» **PROBLEM DETAILS**
Output every line of the material exactly, omitting images.
====== DATA SECTION
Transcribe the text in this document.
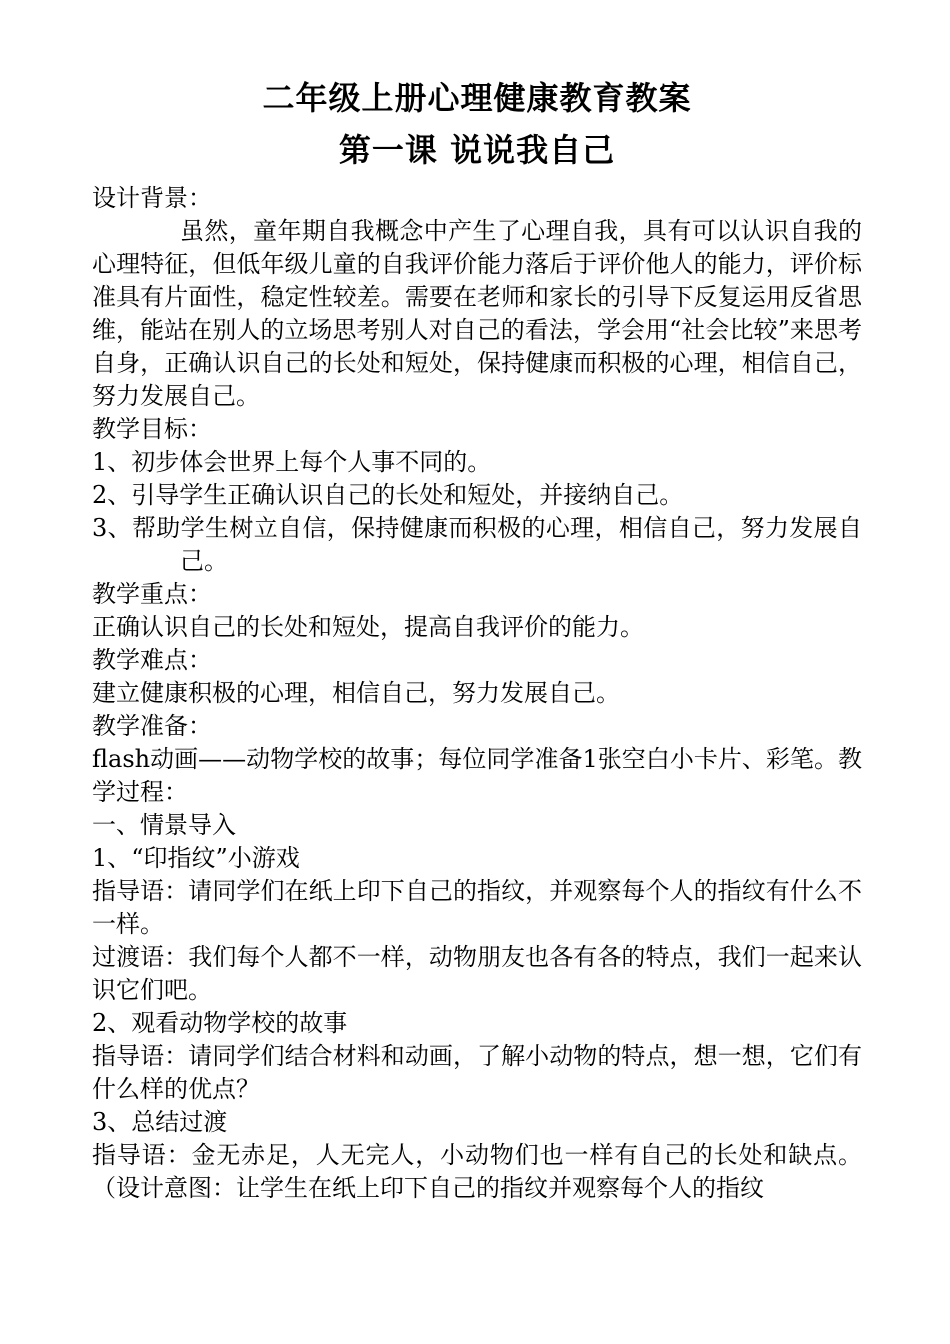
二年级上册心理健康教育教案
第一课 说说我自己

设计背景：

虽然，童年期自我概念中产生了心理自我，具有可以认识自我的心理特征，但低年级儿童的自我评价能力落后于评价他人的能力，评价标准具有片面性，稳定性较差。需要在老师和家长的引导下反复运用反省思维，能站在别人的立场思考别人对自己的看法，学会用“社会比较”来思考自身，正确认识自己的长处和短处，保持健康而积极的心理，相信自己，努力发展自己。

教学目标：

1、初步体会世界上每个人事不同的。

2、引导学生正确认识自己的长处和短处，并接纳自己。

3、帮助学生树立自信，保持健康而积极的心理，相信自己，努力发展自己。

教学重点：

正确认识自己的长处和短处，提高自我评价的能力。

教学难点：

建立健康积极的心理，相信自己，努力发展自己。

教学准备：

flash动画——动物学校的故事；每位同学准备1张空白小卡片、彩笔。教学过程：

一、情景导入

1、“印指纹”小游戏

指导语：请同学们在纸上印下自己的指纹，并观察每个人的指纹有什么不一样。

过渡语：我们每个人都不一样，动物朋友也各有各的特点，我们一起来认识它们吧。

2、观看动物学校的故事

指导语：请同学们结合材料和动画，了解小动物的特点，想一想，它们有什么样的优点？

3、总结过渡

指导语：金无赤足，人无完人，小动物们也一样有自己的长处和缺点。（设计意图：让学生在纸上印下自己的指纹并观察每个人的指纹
============
» **WRITTEN SOLUTION**
Transcribe the text in this document.
二年级上册心理健康教育教案
第一课 说说我自己

设计背景：

虽然，童年期自我概念中产生了心理自我，具有可以认识自我的心理特征，但低年级儿童的自我评价能力落后于评价他人的能力，评价标准具有片面性，稳定性较差。需要在老师和家长的引导下反复运用反省思维，能站在别人的立场思考别人对自己的看法，学会用“社会比较”来思考自身，正确认识自己的长处和短处，保持健康而积极的心理，相信自己，努力发展自己。

教学目标：

1、初步体会世界上每个人事不同的。

2、引导学生正确认识自己的长处和短处，并接纳自己。

3、帮助学生树立自信，保持健康而积极的心理，相信自己，努力发展自己。

教学重点：

正确认识自己的长处和短处，提高自我评价的能力。

教学难点：

建立健康积极的心理，相信自己，努力发展自己。

教学准备：

flash动画——动物学校的故事；每位同学准备1张空白小卡片、彩笔。教学过程：

一、情景导入

1、“印指纹”小游戏

指导语：请同学们在纸上印下自己的指纹，并观察每个人的指纹有什么不一样。

过渡语：我们每个人都不一样，动物朋友也各有各的特点，我们一起来认识它们吧。

2、观看动物学校的故事

指导语：请同学们结合材料和动画，了解小动物的特点，想一想，它们有什么样的优点？

3、总结过渡

指导语：金无赤足，人无完人，小动物们也一样有自己的长处和缺点。（设计意图：让学生在纸上印下自己的指纹并观察每个人的指纹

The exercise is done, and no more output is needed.